GIVEN INSTRUCTION: Every record must be transcribed in its entirety, apart from the images, which are to be omitted.

DATA LINES:
┄┄┄┄┄┄
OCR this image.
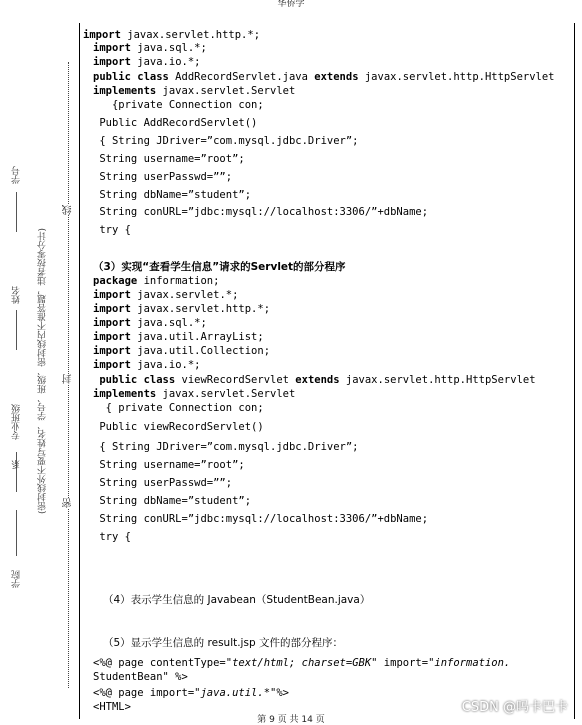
华侨学
学号
姓名
专业班级
系
学院
(密封线外不要写姓名、学号、班级、密封线内不准答题，违者按零分计)
线
封
密
import javax.servlet.http.*;
import java.sql.*;
import java.io.*;
public class AddRecordServlet.java extends javax.servlet.http.HttpServlet
implements javax.servlet.Servlet
{private Connection con;
Public AddRecordServlet()
{ String JDriver=”com.mysql.jdbc.Driver”;
String username=”root”;
String userPasswd=””;
String dbName=”student”;
String conURL=”jdbc:mysql://localhost:3306/”+dbName;
try {
（3）实现“查看学生信息”请求的Servlet的部分程序
package information;
import javax.servlet.*;
import javax.servlet.http.*;
import java.sql.*;
import java.util.ArrayList;
import java.util.Collection;
import java.io.*;
public class viewRecordServlet extends javax.servlet.http.HttpServlet
implements javax.servlet.Servlet
{ private Connection con;
Public viewRecordServlet()
{ String JDriver=”com.mysql.jdbc.Driver”;
String username=”root”;
String userPasswd=””;
String dbName=”student”;
String conURL=”jdbc:mysql://localhost:3306/”+dbName;
try {
（4）表示学生信息的 Javabean（StudentBean.java）
（5）显示学生信息的 result.jsp 文件的部分程序：
<%@ page contentType="text/html; charset=GBK" import="information.
StudentBean" %>
<%@ page import="java.util.*"%>
<HTML>	CSDN @吗卡巴卡
第 9 页 共 14 页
┄┄┄┄┄┄
TASK RESPONSE:
OCR this image.
华侨学
学号
姓名
专业班级
系
学院
(密封线外不要写姓名、学号、班级、密封线内不准答题，违者按零分计)
线
封
密
import javax.servlet.http.*;
import java.sql.*;
import java.io.*;
public class AddRecordServlet.java extends javax.servlet.http.HttpServlet
implements javax.servlet.Servlet
{private Connection con;
Public AddRecordServlet()
{ String JDriver=”com.mysql.jdbc.Driver”;
String username=”root”;
String userPasswd=””;
String dbName=”student”;
String conURL=”jdbc:mysql://localhost:3306/”+dbName;
try {
（3）实现“查看学生信息”请求的Servlet的部分程序
package information;
import javax.servlet.*;
import javax.servlet.http.*;
import java.sql.*;
import java.util.ArrayList;
import java.util.Collection;
import java.io.*;
public class viewRecordServlet extends javax.servlet.http.HttpServlet
implements javax.servlet.Servlet
{ private Connection con;
Public viewRecordServlet()
{ String JDriver=”com.mysql.jdbc.Driver”;
String username=”root”;
String userPasswd=””;
String dbName=”student”;
String conURL=”jdbc:mysql://localhost:3306/”+dbName;
try {
（4）表示学生信息的 Javabean（StudentBean.java）
（5）显示学生信息的 result.jsp 文件的部分程序：
<%@ page contentType="text/html; charset=GBK" import="information.
StudentBean" %>
<%@ page import="java.util.*"%>
<HTML>	CSDN @吗卡巴卡
第 9 页 共 14 页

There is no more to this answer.